• _EXERCISE DETAILS_
Locate all lines with the word "Price". Copy them.

(Data items)
----
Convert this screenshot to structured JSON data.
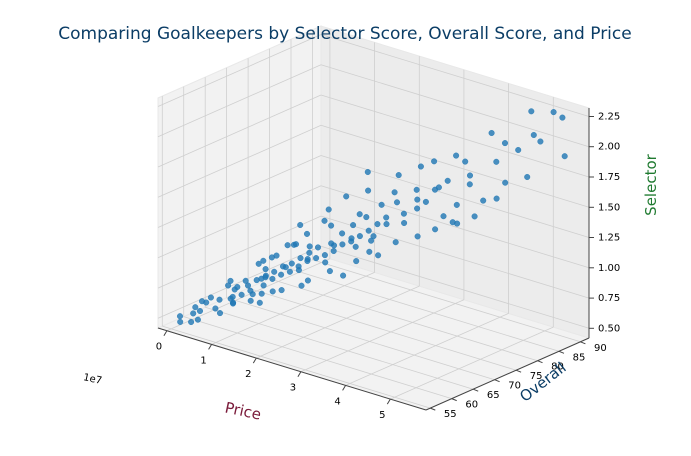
{
  "chart_data": {
    "type": "scatter",
    "projection": "3d",
    "title": "Comparing Goalkeepers by Selector Score, Overall Score, and Price",
    "xlabel": "Price",
    "ylabel": "Overall",
    "zlabel": "Selector",
    "x_offset_label": "1e7",
    "x_ticks": [
      "0",
      "1",
      "2",
      "3",
      "4",
      "5"
    ],
    "y_ticks": [
      "55",
      "60",
      "65",
      "70",
      "75",
      "80",
      "85",
      "90"
    ],
    "z_ticks": [
      "0.50",
      "0.75",
      "1.00",
      "1.25",
      "1.50",
      "1.75",
      "2.00",
      "2.25"
    ],
    "xlim": [
      -0.2,
      5.8
    ],
    "ylim": [
      54,
      92
    ],
    "zlim": [
      0.42,
      2.32
    ],
    "grid": true,
    "marker_color": "#1f77b4",
    "title_color": "#0b3d66",
    "xlabel_color": "#7a1a3a",
    "ylabel_color": "#0b3d66",
    "zlabel_color": "#1f7a30",
    "points": [
      [
        0.1,
        56,
        0.52
      ],
      [
        0.3,
        57,
        0.55
      ],
      [
        0.25,
        58,
        0.58
      ],
      [
        0.5,
        56.5,
        0.6
      ],
      [
        0.4,
        59,
        0.62
      ],
      [
        0.7,
        58,
        0.62
      ],
      [
        0.6,
        60,
        0.65
      ],
      [
        0.8,
        61,
        0.68
      ],
      [
        0.9,
        59.5,
        0.7
      ],
      [
        1.0,
        61,
        0.72
      ],
      [
        0.75,
        62,
        0.72
      ],
      [
        1.1,
        62,
        0.75
      ],
      [
        0.95,
        63,
        0.76
      ],
      [
        1.2,
        61.5,
        0.74
      ],
      [
        1.05,
        64,
        0.8
      ],
      [
        1.3,
        63,
        0.8
      ],
      [
        1.15,
        65,
        0.82
      ],
      [
        1.4,
        64,
        0.85
      ],
      [
        0.85,
        63.5,
        0.78
      ],
      [
        1.25,
        66,
        0.86
      ],
      [
        1.5,
        65,
        0.88
      ],
      [
        1.35,
        67,
        0.9
      ],
      [
        1.6,
        66,
        0.9
      ],
      [
        1.45,
        68,
        0.92
      ],
      [
        1.7,
        67,
        0.94
      ],
      [
        1.2,
        64.5,
        0.9
      ],
      [
        1.55,
        69,
        0.96
      ],
      [
        1.8,
        68,
        0.98
      ],
      [
        1.65,
        70,
        1.0
      ],
      [
        1.9,
        69,
        1.0
      ],
      [
        2.0,
        70,
        1.02
      ],
      [
        1.75,
        71,
        1.04
      ],
      [
        2.1,
        71,
        1.05
      ],
      [
        1.3,
        66,
        1.0
      ],
      [
        1.5,
        68,
        1.08
      ],
      [
        2.2,
        72,
        1.1
      ],
      [
        1.95,
        72,
        1.08
      ],
      [
        2.3,
        73,
        1.12
      ],
      [
        2.05,
        73.5,
        1.15
      ],
      [
        1.1,
        65,
        0.95
      ],
      [
        2.4,
        74,
        1.16
      ],
      [
        1.6,
        70,
        1.15
      ],
      [
        2.5,
        75,
        1.2
      ],
      [
        2.2,
        74.5,
        1.22
      ],
      [
        1.8,
        72,
        1.25
      ],
      [
        2.6,
        76,
        1.25
      ],
      [
        2.35,
        76,
        1.28
      ],
      [
        2.7,
        77,
        1.3
      ],
      [
        0.6,
        58,
        0.7
      ],
      [
        0.45,
        57.5,
        0.66
      ],
      [
        1.0,
        60,
        0.8
      ],
      [
        0.8,
        60.5,
        0.82
      ],
      [
        1.4,
        62.5,
        0.9
      ],
      [
        1.7,
        64,
        0.98
      ],
      [
        2.0,
        66,
        1.05
      ],
      [
        1.9,
        67.5,
        1.12
      ],
      [
        2.3,
        69,
        1.15
      ],
      [
        2.5,
        71,
        1.2
      ],
      [
        2.8,
        73,
        1.22
      ],
      [
        2.9,
        75,
        1.3
      ],
      [
        3.0,
        78,
        1.35
      ],
      [
        2.75,
        79,
        1.4
      ],
      [
        3.1,
        77,
        1.3
      ],
      [
        2.6,
        80,
        1.45
      ],
      [
        1.5,
        66.5,
        1.1
      ],
      [
        1.25,
        63,
        0.85
      ],
      [
        1.85,
        65.5,
        0.95
      ],
      [
        2.15,
        68.5,
        1.0
      ],
      [
        2.45,
        72.5,
        1.1
      ],
      [
        3.2,
        79,
        1.4
      ],
      [
        3.3,
        80,
        1.45
      ],
      [
        3.0,
        81,
        1.5
      ],
      [
        3.4,
        82,
        1.55
      ],
      [
        3.6,
        81,
        1.35
      ],
      [
        3.5,
        83,
        1.6
      ],
      [
        3.8,
        82,
        1.45
      ],
      [
        3.9,
        84,
        1.6
      ],
      [
        4.0,
        83,
        1.7
      ],
      [
        3.7,
        85,
        1.75
      ],
      [
        4.2,
        84,
        1.5
      ],
      [
        4.3,
        86,
        1.8
      ],
      [
        4.1,
        87,
        2.0
      ],
      [
        4.5,
        86,
        1.65
      ],
      [
        4.6,
        88,
        1.9
      ],
      [
        4.4,
        87,
        1.95
      ],
      [
        4.8,
        88,
        1.7
      ],
      [
        4.7,
        90,
        2.2
      ],
      [
        5.0,
        89,
        2.0
      ],
      [
        5.2,
        90,
        2.25
      ],
      [
        5.3,
        91,
        2.2
      ],
      [
        5.4,
        90.5,
        1.9
      ],
      [
        4.9,
        88.5,
        2.05
      ],
      [
        3.3,
        78,
        1.5
      ],
      [
        3.6,
        79,
        1.6
      ],
      [
        2.9,
        83,
        1.65
      ],
      [
        3.1,
        84,
        1.7
      ],
      [
        3.4,
        86,
        1.75
      ],
      [
        2.5,
        82,
        1.55
      ],
      [
        2.2,
        78,
        1.45
      ],
      [
        1.9,
        76,
        1.4
      ],
      [
        2.0,
        80,
        1.55
      ],
      [
        3.9,
        80,
        1.35
      ],
      [
        4.2,
        82,
        1.4
      ],
      [
        4.5,
        84,
        1.55
      ],
      [
        2.7,
        70,
        1.05
      ],
      [
        3.0,
        72,
        1.1
      ],
      [
        2.4,
        67,
        0.98
      ],
      [
        1.6,
        62,
        0.8
      ],
      [
        1.05,
        58.5,
        0.7
      ],
      [
        0.55,
        55.5,
        0.55
      ],
      [
        0.35,
        56,
        0.5
      ],
      [
        0.2,
        55,
        0.5
      ],
      [
        0.9,
        57,
        0.62
      ],
      [
        1.3,
        60,
        0.72
      ],
      [
        1.75,
        62.5,
        0.82
      ],
      [
        2.1,
        65,
        0.9
      ],
      [
        2.6,
        68,
        0.95
      ],
      [
        1.45,
        61,
        0.78
      ],
      [
        1.0,
        59,
        0.68
      ],
      [
        0.65,
        61.5,
        0.75
      ],
      [
        1.15,
        66.5,
        0.96
      ],
      [
        1.4,
        69.5,
        1.05
      ],
      [
        1.85,
        73,
        1.2
      ],
      [
        2.25,
        75.5,
        1.3
      ],
      [
        2.55,
        77.5,
        1.38
      ],
      [
        1.7,
        74,
        1.3
      ],
      [
        1.35,
        71,
        1.18
      ],
      [
        0.95,
        65.5,
        0.9
      ],
      [
        3.2,
        74,
        1.2
      ],
      [
        3.5,
        76,
        1.25
      ],
      [
        3.7,
        78,
        1.3
      ],
      [
        4.0,
        80,
        1.35
      ],
      [
        2.85,
        71.5,
        1.12
      ],
      [
        2.65,
        74,
        1.15
      ],
      [
        2.1,
        63.5,
        0.88
      ],
      [
        1.55,
        59.5,
        0.74
      ]
    ]
  }
}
----
• _WRITTEN ANSWER_
    "title": "Comparing Goalkeepers by Selector Score, Overall Score, and Price",
    "xlabel": "Price",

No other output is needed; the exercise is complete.